- The records -
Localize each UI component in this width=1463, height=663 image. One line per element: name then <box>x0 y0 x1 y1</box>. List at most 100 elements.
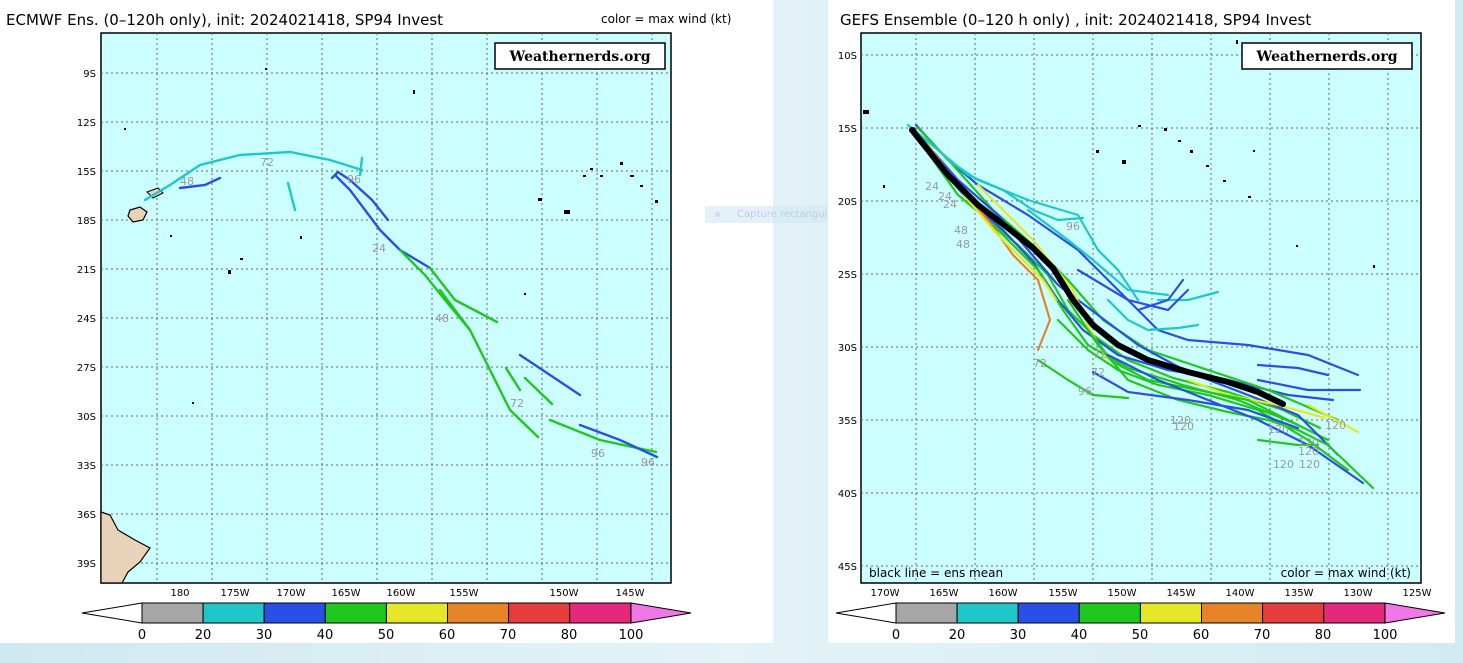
lon-label: 130W <box>1344 588 1373 599</box>
colorbar-segment <box>1201 602 1264 624</box>
gefs-hour-labels: 24 24 24 48 48 96 72 72 72 96 120 120 12… <box>925 180 1346 471</box>
colorbar-label: 80 <box>561 628 578 643</box>
colorbar-segment <box>447 602 510 624</box>
capture-label: Capture rectangulaire <box>737 209 847 220</box>
colorbar-segment <box>508 602 571 624</box>
colorbar-label: 60 <box>439 628 456 643</box>
colorbar-segment <box>895 602 958 624</box>
ecmwf-colorbar: 0 20 30 40 50 60 70 80 100 <box>81 602 692 643</box>
colorbar-segment <box>1078 602 1141 624</box>
hour-label: 96 <box>1078 385 1092 398</box>
colorbar-segment <box>141 602 204 624</box>
lon-label: 160W <box>989 588 1018 599</box>
hour-label: 72 <box>1033 357 1047 370</box>
lon-label: 170W <box>871 588 900 599</box>
hour-label: 48 <box>180 175 194 188</box>
colorbar-segment <box>1262 602 1325 624</box>
colorbar-label: 30 <box>1010 628 1027 643</box>
lon-label: 145W <box>1167 588 1196 599</box>
hour-label: 96 <box>591 447 605 460</box>
lat-label: 15S <box>77 167 96 178</box>
hour-label: 120 <box>1170 414 1191 427</box>
lon-label: 150W <box>1108 588 1137 599</box>
hour-label: 72 <box>1093 348 1107 361</box>
gefs-colorbar: 0 20 30 40 50 60 70 80 100 <box>835 602 1446 643</box>
fiji-land <box>127 206 148 223</box>
lat-label: 20S <box>838 197 857 208</box>
hour-label: 24 <box>372 242 386 255</box>
colorbar-segment <box>1323 602 1386 624</box>
colorbar-label: 50 <box>1132 628 1149 643</box>
hour-label: 120 <box>1299 458 1320 471</box>
ecmwf-watermark-box <box>494 42 666 70</box>
lon-label: 155W <box>1049 588 1078 599</box>
colorbar-label: 80 <box>1315 628 1332 643</box>
ecmwf-gridlines <box>101 33 671 583</box>
colorbar-label: 20 <box>949 628 966 643</box>
colorbar-arrow-left <box>835 602 897 624</box>
lat-label: 39S <box>77 559 96 570</box>
ecmwf-lon-labels: 180 175W 170W 165W 160W 155W 150W 145W <box>170 588 644 599</box>
hour-label: 120 <box>1273 458 1294 471</box>
lon-label: 135W <box>1285 588 1314 599</box>
hour-label: 120 <box>1298 445 1319 458</box>
gefs-watermark-box <box>1241 42 1413 70</box>
lat-label: 10S <box>838 51 857 62</box>
hour-label: 120 <box>1298 436 1319 449</box>
gefs-footer-left: black line = ens mean <box>869 566 1003 580</box>
gefs-lat-labels: 10S 15S 20S 25S 30S 35S 40S 45S <box>838 51 857 573</box>
lat-label: 15S <box>838 124 857 135</box>
colorbar-segment <box>263 602 326 624</box>
colorbar-segment <box>1139 602 1202 624</box>
lon-label: 125W <box>1403 588 1432 599</box>
lon-label: 140W <box>1226 588 1255 599</box>
capture-dot-icon <box>715 212 720 217</box>
lat-label: 21S <box>77 265 96 276</box>
gefs-title: GEFS Ensemble (0–120 h only) , init: 202… <box>840 11 1312 29</box>
colorbar-label: 20 <box>195 628 212 643</box>
ecmwf-watermark: Weathernerds.org <box>509 49 651 65</box>
colorbar-segment <box>324 602 387 624</box>
hour-label: 24 <box>943 198 957 211</box>
colorbar-arrow-right <box>1384 602 1446 624</box>
hour-label: 48 <box>954 224 968 237</box>
hour-label: 96 <box>641 456 655 469</box>
lat-label: 30S <box>77 412 96 423</box>
colorbar-label: 100 <box>619 628 644 643</box>
colorbar-label: 50 <box>378 628 395 643</box>
hour-label: 120 <box>1268 423 1289 436</box>
lat-label: 24S <box>77 314 96 325</box>
hour-label: 120 <box>1325 419 1346 432</box>
lat-label: 35S <box>838 416 857 427</box>
colorbar-segment <box>385 602 448 624</box>
colorbar-label: 40 <box>317 628 334 643</box>
lon-label: 160W <box>387 588 416 599</box>
colorbar-labels: 0 20 30 40 50 60 70 80 100 <box>892 628 1398 643</box>
new-zealand-land <box>100 511 151 584</box>
colorbar-label: 70 <box>500 628 517 643</box>
lon-label: 165W <box>930 588 959 599</box>
hour-label: 48 <box>956 238 970 251</box>
ecmwf-lat-labels: 9S 12S 15S 18S 21S 24S 27S 30S 33S 36S 3… <box>77 69 96 570</box>
ecmwf-subtitle: color = max wind (kt) <box>601 12 732 26</box>
colorbar-label: 100 <box>1373 628 1398 643</box>
lat-label: 27S <box>77 363 96 374</box>
hour-label: 96 <box>1066 220 1080 233</box>
gefs-map: 24 24 24 48 48 96 72 72 72 96 120 120 12… <box>835 32 1446 643</box>
colorbar-arrow-left <box>81 602 143 624</box>
gefs-lon-labels: 170W 165W 160W 155W 150W 145W 140W 135W … <box>871 588 1432 599</box>
islands <box>124 68 658 404</box>
lat-label: 9S <box>83 69 96 80</box>
lat-label: 36S <box>77 510 96 521</box>
colorbar-label: 60 <box>1193 628 1210 643</box>
ecmwf-hour-labels: 48 72 96 24 48 72 96 96 <box>180 156 655 469</box>
ecmwf-panel: ECMWF Ens. (0–120h only), init: 20240214… <box>6 11 732 643</box>
colorbar-label: 30 <box>256 628 273 643</box>
hour-label: 72 <box>260 156 274 169</box>
hour-label: 48 <box>435 312 449 325</box>
lat-label: 25S <box>838 270 857 281</box>
hour-label: 96 <box>347 173 361 186</box>
lon-label: 180 <box>170 588 189 599</box>
lon-label: 170W <box>277 588 306 599</box>
colorbar-label: 40 <box>1071 628 1088 643</box>
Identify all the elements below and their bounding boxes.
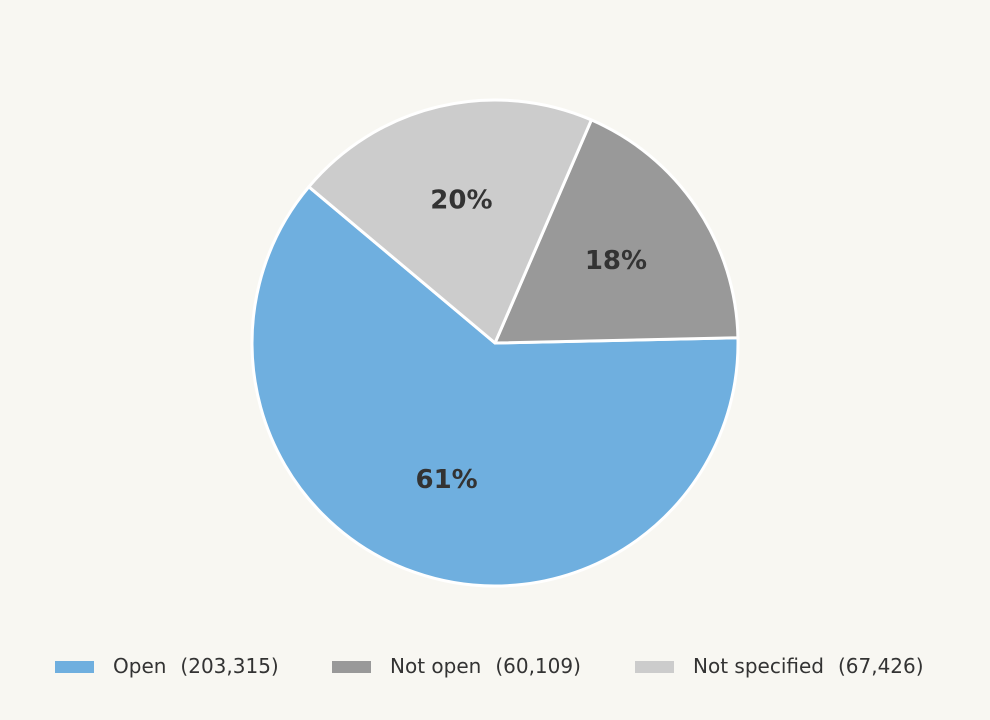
pie-slice [250, 185, 740, 588]
pie-slice [307, 98, 593, 345]
legend-count: (203,315) [180, 654, 278, 678]
pie-slice [493, 118, 740, 345]
legend-swatch [635, 661, 674, 673]
legend-count: (60,109) [495, 654, 581, 678]
percent-label: 18% [585, 246, 647, 276]
legend-name: Not open [390, 654, 481, 678]
legend-swatch [332, 661, 371, 673]
legend-count: (67,426) [838, 654, 924, 678]
legend-label: Not specified (67,426) [693, 654, 924, 678]
legend-swatch [55, 661, 94, 673]
legend-name: Not specified [693, 654, 824, 678]
percent-label: 20% [430, 186, 492, 216]
legend-label: Open (203,315) [113, 654, 279, 678]
legend-name: Open [113, 654, 166, 678]
percent-label: 61% [415, 465, 477, 495]
legend-label: Not open (60,109) [390, 654, 581, 678]
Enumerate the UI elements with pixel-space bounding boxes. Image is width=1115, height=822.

- Written task -
Rewrite the lines from the one containing "pie-slice [250, 185, 740, 588]" through the end of the records, changing every "legend-swatch" to "legend-marker" and leaving everything else the same. Give back only those lines.

- Final answer -
pie-slice [250, 185, 740, 588]
pie-slice [307, 98, 593, 345]
legend-count: (203,315) [180, 654, 278, 678]
pie-slice [493, 118, 740, 345]
legend-marker [635, 661, 674, 673]
legend-count: (60,109) [495, 654, 581, 678]
percent-label: 18% [585, 246, 647, 276]
legend-name: Not open [390, 654, 481, 678]
legend-marker [332, 661, 371, 673]
legend-count: (67,426) [838, 654, 924, 678]
legend-label: Not specified (67,426) [693, 654, 924, 678]
legend-marker [55, 661, 94, 673]
legend-name: Not specified [693, 654, 824, 678]
percent-label: 20% [430, 186, 492, 216]
legend-label: Open (203,315) [113, 654, 279, 678]
legend-name: Open [113, 654, 166, 678]
percent-label: 61% [415, 465, 477, 495]
legend-label: Not open (60,109) [390, 654, 581, 678]
Enumerate the UI elements with pixel-space bounding boxes. Image is width=1115, height=822.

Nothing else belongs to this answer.